● MATERIAL

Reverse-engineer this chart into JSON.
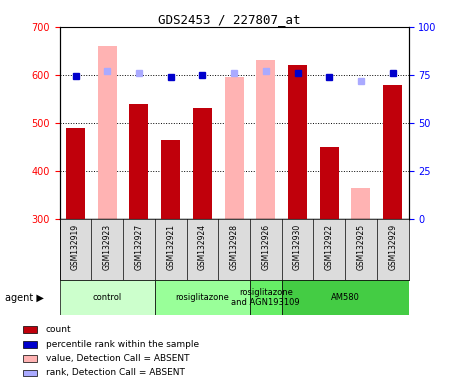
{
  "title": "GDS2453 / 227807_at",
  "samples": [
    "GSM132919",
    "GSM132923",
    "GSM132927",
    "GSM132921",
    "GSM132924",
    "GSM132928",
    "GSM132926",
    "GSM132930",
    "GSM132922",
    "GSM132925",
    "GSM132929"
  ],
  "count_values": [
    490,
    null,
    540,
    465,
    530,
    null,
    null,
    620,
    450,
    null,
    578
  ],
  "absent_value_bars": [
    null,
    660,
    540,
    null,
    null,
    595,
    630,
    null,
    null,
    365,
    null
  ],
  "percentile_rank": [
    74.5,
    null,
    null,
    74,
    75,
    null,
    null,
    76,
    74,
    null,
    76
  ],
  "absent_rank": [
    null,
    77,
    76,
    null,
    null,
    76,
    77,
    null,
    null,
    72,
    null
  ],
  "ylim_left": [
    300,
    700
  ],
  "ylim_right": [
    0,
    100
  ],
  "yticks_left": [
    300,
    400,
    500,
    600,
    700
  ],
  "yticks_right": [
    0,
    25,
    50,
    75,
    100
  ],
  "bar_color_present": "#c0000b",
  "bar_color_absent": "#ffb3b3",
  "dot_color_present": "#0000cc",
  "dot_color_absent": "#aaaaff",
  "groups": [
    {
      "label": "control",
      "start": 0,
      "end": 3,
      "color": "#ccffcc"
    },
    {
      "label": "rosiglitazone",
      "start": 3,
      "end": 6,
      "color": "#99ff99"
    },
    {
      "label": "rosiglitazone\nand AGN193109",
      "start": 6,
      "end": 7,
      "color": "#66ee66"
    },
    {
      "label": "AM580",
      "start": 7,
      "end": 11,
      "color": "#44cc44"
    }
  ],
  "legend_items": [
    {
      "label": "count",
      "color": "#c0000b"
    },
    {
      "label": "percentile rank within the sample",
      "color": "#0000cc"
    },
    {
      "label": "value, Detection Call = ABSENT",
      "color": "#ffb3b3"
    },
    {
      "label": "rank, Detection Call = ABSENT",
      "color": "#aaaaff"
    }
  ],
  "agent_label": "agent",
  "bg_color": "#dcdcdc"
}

* * *

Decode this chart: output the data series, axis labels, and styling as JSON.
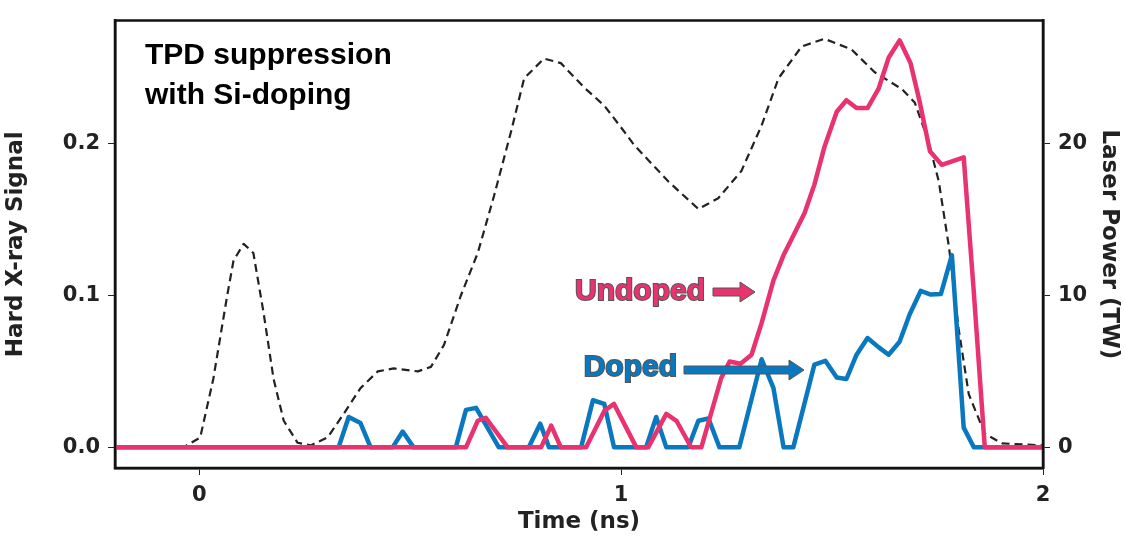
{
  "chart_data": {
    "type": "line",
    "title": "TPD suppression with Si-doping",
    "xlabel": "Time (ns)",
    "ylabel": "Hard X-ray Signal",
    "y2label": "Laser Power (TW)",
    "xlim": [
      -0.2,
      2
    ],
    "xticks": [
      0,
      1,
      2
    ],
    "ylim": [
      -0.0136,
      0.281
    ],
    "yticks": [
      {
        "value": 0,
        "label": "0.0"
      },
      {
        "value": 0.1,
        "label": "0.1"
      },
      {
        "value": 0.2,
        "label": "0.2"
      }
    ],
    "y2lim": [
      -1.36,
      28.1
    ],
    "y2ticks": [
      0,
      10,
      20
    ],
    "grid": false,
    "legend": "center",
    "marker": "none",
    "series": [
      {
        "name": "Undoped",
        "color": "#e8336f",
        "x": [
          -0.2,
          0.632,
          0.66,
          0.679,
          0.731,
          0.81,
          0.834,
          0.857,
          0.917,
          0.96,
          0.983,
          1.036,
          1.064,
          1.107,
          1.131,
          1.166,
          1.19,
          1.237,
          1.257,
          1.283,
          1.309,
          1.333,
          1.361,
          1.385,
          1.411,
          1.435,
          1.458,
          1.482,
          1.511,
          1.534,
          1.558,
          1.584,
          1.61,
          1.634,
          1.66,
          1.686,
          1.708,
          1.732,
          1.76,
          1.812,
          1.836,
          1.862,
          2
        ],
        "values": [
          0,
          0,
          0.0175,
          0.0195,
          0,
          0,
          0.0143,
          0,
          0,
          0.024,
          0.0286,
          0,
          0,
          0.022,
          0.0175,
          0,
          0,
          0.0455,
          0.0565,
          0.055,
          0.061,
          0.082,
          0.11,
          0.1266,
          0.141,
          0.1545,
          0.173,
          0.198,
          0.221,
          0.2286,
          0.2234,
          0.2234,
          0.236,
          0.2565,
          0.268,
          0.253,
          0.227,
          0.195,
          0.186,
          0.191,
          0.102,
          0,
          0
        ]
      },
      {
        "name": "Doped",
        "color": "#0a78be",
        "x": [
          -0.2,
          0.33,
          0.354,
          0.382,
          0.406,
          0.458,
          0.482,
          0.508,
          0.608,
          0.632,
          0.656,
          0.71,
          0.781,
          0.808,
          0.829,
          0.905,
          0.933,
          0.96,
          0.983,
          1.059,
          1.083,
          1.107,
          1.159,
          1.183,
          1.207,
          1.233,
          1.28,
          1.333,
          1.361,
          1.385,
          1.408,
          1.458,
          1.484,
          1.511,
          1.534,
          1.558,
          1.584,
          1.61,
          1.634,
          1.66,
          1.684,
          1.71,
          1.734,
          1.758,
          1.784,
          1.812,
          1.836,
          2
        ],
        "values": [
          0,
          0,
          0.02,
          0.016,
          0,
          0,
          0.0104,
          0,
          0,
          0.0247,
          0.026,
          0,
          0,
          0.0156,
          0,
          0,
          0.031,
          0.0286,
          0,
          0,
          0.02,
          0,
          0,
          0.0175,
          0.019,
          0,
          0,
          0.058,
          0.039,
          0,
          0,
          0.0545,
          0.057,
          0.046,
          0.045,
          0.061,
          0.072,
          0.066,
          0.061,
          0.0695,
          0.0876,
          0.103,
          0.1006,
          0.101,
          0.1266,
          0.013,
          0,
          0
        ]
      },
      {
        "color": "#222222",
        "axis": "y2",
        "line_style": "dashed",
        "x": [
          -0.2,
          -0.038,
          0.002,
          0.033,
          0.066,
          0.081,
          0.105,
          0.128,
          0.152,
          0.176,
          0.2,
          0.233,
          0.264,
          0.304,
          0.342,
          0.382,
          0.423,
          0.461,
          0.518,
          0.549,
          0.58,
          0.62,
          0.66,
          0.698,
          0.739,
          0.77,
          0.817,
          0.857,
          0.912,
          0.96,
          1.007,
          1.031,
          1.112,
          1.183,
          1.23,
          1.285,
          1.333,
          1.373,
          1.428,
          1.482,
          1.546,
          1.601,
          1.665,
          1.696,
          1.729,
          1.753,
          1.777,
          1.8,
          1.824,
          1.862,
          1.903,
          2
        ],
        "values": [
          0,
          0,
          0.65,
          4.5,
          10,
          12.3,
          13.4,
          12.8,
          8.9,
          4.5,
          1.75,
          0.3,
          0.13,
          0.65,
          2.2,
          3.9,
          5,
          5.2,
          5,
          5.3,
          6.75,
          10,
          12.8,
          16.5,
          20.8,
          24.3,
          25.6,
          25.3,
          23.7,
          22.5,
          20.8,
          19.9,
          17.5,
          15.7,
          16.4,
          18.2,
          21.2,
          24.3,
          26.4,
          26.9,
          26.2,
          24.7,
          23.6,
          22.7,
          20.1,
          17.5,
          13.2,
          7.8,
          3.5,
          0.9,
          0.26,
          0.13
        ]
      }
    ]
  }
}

● WHAT YOU NEED TO DO
From the records above, pick out and copy each line holding the word "this".

● THE ANSWER
Reverse-engineer this chart into JSON.
Decode this chart: output the data series, axis labels, and styling as JSON.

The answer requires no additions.